[Start of GIVEN RECORDS]

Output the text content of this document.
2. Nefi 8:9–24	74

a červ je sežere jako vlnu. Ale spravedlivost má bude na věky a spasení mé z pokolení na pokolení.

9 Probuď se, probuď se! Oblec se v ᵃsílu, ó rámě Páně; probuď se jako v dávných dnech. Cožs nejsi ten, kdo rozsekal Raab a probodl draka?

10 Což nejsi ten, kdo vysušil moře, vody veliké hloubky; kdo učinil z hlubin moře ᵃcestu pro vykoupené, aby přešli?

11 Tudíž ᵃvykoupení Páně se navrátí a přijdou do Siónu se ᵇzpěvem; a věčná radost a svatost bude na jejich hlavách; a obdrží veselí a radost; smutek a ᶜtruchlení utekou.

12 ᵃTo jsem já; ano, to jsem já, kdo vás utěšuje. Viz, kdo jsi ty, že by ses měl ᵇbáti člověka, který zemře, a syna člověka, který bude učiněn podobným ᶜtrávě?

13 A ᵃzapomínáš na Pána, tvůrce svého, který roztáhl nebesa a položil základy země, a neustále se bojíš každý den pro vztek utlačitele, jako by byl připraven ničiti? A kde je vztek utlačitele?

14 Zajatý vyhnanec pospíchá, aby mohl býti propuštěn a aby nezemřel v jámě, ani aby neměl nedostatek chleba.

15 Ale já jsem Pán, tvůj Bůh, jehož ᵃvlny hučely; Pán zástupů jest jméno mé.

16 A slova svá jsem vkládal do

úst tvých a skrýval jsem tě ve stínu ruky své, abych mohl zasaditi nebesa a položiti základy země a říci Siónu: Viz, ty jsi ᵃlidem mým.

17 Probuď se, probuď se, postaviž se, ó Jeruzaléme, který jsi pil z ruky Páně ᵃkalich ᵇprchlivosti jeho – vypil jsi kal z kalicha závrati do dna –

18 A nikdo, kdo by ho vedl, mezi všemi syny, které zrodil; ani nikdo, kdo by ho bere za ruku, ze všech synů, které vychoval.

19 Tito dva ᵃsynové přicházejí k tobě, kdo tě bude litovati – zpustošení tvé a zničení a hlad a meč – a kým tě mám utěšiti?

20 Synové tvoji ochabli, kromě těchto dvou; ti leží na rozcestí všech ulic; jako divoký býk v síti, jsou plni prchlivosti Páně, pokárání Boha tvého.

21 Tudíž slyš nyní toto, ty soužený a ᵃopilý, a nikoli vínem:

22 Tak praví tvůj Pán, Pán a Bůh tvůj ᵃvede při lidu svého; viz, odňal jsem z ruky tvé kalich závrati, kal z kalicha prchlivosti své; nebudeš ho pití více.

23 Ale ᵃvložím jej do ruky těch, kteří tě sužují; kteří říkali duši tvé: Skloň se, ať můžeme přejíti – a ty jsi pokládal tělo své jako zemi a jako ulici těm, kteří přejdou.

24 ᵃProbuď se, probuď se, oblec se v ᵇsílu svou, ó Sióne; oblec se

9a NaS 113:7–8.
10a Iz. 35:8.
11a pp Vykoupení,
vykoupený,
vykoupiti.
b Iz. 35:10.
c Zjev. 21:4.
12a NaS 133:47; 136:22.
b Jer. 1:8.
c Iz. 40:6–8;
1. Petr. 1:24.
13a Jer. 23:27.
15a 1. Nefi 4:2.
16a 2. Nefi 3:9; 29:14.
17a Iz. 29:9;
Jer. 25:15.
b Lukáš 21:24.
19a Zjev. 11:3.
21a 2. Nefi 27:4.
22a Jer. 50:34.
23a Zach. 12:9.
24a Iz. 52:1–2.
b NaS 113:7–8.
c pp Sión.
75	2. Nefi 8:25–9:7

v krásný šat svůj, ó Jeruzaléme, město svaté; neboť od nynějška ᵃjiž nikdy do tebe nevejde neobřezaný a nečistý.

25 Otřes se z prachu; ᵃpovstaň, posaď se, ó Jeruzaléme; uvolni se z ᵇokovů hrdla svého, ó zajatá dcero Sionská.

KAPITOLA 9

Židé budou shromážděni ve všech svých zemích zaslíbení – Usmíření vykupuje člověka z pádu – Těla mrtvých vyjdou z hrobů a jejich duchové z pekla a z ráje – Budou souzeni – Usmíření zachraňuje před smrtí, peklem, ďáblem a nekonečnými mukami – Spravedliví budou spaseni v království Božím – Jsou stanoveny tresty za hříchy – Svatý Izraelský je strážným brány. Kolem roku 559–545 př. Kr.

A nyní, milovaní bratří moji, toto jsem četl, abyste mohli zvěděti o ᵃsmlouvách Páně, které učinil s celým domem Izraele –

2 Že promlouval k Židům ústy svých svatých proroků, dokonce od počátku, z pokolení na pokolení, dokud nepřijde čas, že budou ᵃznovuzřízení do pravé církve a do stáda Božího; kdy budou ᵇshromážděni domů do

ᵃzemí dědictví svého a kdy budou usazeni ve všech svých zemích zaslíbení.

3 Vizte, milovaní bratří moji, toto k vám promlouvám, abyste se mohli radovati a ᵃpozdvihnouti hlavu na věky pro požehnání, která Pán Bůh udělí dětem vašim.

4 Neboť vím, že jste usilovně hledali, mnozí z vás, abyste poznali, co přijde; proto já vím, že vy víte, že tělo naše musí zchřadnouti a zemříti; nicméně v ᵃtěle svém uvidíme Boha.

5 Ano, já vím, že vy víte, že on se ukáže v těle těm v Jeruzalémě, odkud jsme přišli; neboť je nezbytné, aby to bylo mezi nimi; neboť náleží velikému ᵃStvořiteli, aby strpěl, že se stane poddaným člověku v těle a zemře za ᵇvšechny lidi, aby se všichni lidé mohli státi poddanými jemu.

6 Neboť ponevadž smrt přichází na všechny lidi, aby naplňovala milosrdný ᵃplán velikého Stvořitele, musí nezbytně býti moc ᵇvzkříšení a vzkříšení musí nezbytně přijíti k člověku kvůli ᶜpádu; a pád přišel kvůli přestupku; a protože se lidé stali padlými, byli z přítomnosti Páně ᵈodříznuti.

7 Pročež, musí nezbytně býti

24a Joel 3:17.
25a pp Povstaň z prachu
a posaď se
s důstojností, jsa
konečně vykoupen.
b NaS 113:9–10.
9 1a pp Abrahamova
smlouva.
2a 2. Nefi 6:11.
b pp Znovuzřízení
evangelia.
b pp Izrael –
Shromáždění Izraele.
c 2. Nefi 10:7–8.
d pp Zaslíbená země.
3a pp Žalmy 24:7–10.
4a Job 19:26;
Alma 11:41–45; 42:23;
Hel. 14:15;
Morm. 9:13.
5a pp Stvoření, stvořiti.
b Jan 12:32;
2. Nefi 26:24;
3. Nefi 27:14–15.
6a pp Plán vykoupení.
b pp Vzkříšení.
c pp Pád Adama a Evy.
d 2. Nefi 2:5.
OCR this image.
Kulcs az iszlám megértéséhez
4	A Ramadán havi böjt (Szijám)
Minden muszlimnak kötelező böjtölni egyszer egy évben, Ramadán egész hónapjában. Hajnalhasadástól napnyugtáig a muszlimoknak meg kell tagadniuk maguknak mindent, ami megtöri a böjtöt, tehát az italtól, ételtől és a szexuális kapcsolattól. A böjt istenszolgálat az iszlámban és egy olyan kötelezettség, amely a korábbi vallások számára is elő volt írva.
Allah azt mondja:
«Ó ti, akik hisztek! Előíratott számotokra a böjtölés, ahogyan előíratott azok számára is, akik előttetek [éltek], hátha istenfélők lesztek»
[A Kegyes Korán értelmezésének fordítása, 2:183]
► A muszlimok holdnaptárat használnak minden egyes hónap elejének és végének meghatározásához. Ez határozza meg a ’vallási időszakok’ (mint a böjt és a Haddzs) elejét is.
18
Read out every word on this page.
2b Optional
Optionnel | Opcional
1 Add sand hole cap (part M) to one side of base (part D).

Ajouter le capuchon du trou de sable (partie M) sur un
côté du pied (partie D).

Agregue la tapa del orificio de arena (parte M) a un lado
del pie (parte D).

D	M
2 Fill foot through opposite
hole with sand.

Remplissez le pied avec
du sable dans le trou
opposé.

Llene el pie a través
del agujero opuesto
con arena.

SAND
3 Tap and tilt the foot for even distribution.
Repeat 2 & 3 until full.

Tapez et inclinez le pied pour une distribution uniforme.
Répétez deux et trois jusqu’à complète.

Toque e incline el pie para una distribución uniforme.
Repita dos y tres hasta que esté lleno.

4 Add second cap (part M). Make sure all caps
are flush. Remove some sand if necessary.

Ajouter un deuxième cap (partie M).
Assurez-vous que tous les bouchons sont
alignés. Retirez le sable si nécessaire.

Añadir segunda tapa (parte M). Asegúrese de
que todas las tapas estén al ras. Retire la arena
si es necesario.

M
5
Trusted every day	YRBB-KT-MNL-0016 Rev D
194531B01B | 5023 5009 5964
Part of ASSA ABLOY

[End of GIVEN RECORDS]

▶ WRITTEN INSTRUCTION: Identify the lines in the records above that contain the word "abyste", then state how many there are and nothing more.

▶ FINISHED TASK: 3